Passage shown
Tip Number 1: Look at the SAI of the mutual funds you own.

The SEC requires each mutual fund company to issue a prospectus.  This document reveals vital information about the investment that all investors should know.  One problem with it, however, is that consumers and advisers are led to believe that the expenses reflected in the prospectus comprise all the expenses, and this is simply not true.  If fact, the typical prospectus reflects only about half of the fund’s total costs.  To find the other half, you have to read the Statement of Additional Information (SAI).  In the SAI you will find details about the trading costs incurred by the fund.  This trading is often referred to active management.

Active management is the attempt of either an individual or a money manager to try to out-perform the stock market rates of return by actively trading individual stocks and/or engaging in market timing – predicting when to be invested (in the market) or not be invested (out of the market.)

In order for active mutual fund managers to beat the market, they must perform better than their comparative benchmark.  For example, a large cap mutual fund would be compared to the S&P 500 index.  Because they are attempting to beat the index they are going to incur some additional fees in this attempt.    In order to beat their benchmark, they must include any fees, trading costs, and/or taxes associated with this.  Active management creates undisclosed fees to investors called transaction costs and bid/ask spreads.  There have actually been studies done to show investors what this active management costs investors.  On average, it costs investors an additional 1.50% per year.1

The trading costs are in addition to the fund’s management expense ratio (MER,) found in the funds prospectus.  The MER typically includes management fees, 12b-1 fees, and other expenses deducted from fund assets or charged to investors accounts (U.S. Securities and Exchange Commission 2000.)  The average MER for  active mutual funds is 1.35% per year, which together with an average trading cost of 1.50%, renders a total annual fund cost of 2.85% per year for the average active mutual fund.2

Ken French of Dartmouth’s Tuck School of Business estimates that investors collectively spent $102 billion per year in trying to achieve above-market rates of return.3

To find the fees in the SAI you have to read through the entire document, around 400 pages, to find the numbers, add them up yourself, and divide the total by the number of outstanding shares (found in the prospectus.)  This is how you determine the costs per share.  This enables you to compare the SAI costs to the “annual expense ratio.”   This is a time-consuming process and is one of the reasons why people hire us instead of trying to analyze mutual funds for themselves.

What is asked
**A)** Based on the passage on mutual fund costs, does each statement agree with it? Answer yes or no for each, quoting the words of the passage that decide it. (i) The typical prospectus shows only about half of a fund's total costs. (ii) The average MER for active mutual funds is 1.50% per year. (iii) A large cap mutual fund would be compared to the S&P 500 index.
**B)** According to the passage on mutual fund costs, how much does Ken French estimate investors collectively spend each year trying to achieve above-market rates of return?

Data records
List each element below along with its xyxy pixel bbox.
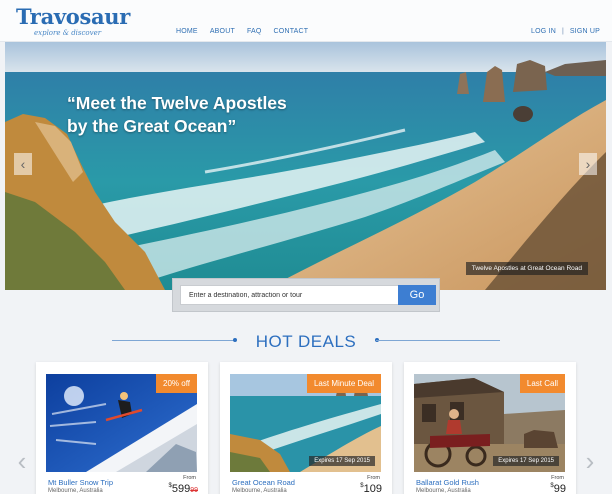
price-from-label: From (367, 475, 380, 481)
deal-location: Melbourne, Australia (232, 488, 287, 494)
nav-contact[interactable]: CONTACT (274, 28, 309, 35)
deal-name[interactable]: Ballarat Gold Rush (416, 478, 479, 487)
hero-photo (5, 42, 606, 290)
nav-about[interactable]: ABOUT (210, 28, 235, 35)
deal-name[interactable]: Great Ocean Road (232, 478, 295, 487)
hero-prev-button[interactable]: ‹ (14, 153, 32, 175)
deal-price: $109 (360, 483, 382, 494)
deal-card[interactable]: 20% off Mt Buller Snow Trip Melbourne, A… (36, 362, 208, 494)
hot-deals-heading: HOT DEALS (0, 330, 612, 351)
price-from-label: From (183, 475, 196, 481)
login-link[interactable]: LOG IN (531, 28, 556, 35)
deal-image: 20% off (46, 374, 197, 472)
price-value: 599 (171, 483, 191, 494)
hero-headline: “Meet the Twelve Apostles by the Great O… (67, 92, 287, 138)
chevron-left-icon: ‹ (17, 445, 27, 476)
chevron-right-icon: › (585, 445, 595, 476)
deal-badge: Last Call (519, 374, 565, 393)
price-from-label: From (551, 475, 564, 481)
search-bar: Go (172, 278, 440, 312)
signup-link[interactable]: SIGN UP (570, 28, 600, 35)
price-value: 109 (363, 483, 382, 494)
deal-image: Last Call Expires 17 Sep 2015 (414, 374, 565, 472)
deal-price: $59999 (169, 483, 199, 494)
hero-caption: Twelve Apostles at Great Ocean Road (465, 262, 588, 275)
deal-location: Melbourne, Australia (416, 488, 471, 494)
deal-price: $99 (550, 483, 566, 494)
main-nav: HOME ABOUT FAQ CONTACT (176, 28, 308, 35)
deal-badge: Last Minute Deal (306, 374, 381, 393)
search-go-button[interactable]: Go (398, 285, 436, 305)
logo[interactable]: Travosaur explore & discover (16, 4, 131, 38)
nav-home[interactable]: HOME (176, 28, 198, 35)
deal-card[interactable]: Last Minute Deal Expires 17 Sep 2015 Gre… (220, 362, 392, 494)
search-input[interactable] (180, 285, 400, 305)
hero-banner: “Meet the Twelve Apostles by the Great O… (5, 42, 606, 290)
deals-next-button[interactable]: › (580, 446, 600, 476)
deals-prev-button[interactable]: ‹ (12, 446, 32, 476)
hot-deals-title: HOT DEALS (255, 332, 357, 351)
site-header: Travosaur explore & discover HOME ABOUT … (0, 0, 612, 42)
logo-text: Travosaur (16, 4, 131, 29)
divider-right (376, 340, 500, 341)
old-price: 99 (190, 487, 198, 494)
deal-card[interactable]: Last Call Expires 17 Sep 2015 Ballarat G… (404, 362, 576, 494)
logo-tagline: explore & discover (34, 29, 102, 37)
deal-expiry: Expires 17 Sep 2015 (309, 456, 375, 466)
deal-location: Melbourne, Australia (48, 488, 103, 494)
hero-next-button[interactable]: › (579, 153, 597, 175)
hero-headline-line1: “Meet the Twelve Apostles (67, 93, 287, 113)
deal-badge: 20% off (156, 374, 197, 393)
nav-faq[interactable]: FAQ (247, 28, 262, 35)
account-links: LOG IN | SIGN UP (531, 28, 600, 35)
chevron-right-icon: › (585, 156, 591, 172)
chevron-left-icon: ‹ (20, 156, 26, 172)
price-value: 99 (553, 483, 566, 494)
deal-name[interactable]: Mt Buller Snow Trip (48, 478, 113, 487)
deal-image: Last Minute Deal Expires 17 Sep 2015 (230, 374, 381, 472)
hero-headline-line2: by the Great Ocean” (67, 116, 237, 136)
deal-expiry: Expires 17 Sep 2015 (493, 456, 559, 466)
separator: | (561, 28, 564, 35)
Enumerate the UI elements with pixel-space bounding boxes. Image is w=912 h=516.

Results for each task
**A)**
(i) Yes: "the typical prospectus reflects only about half of the fund’s total costs."
(ii) No: "is 1.35% per year."
(iii) Yes: "a large cap mutual fund would be compared to the S&P 500 index."

**B)** $102 billion per year.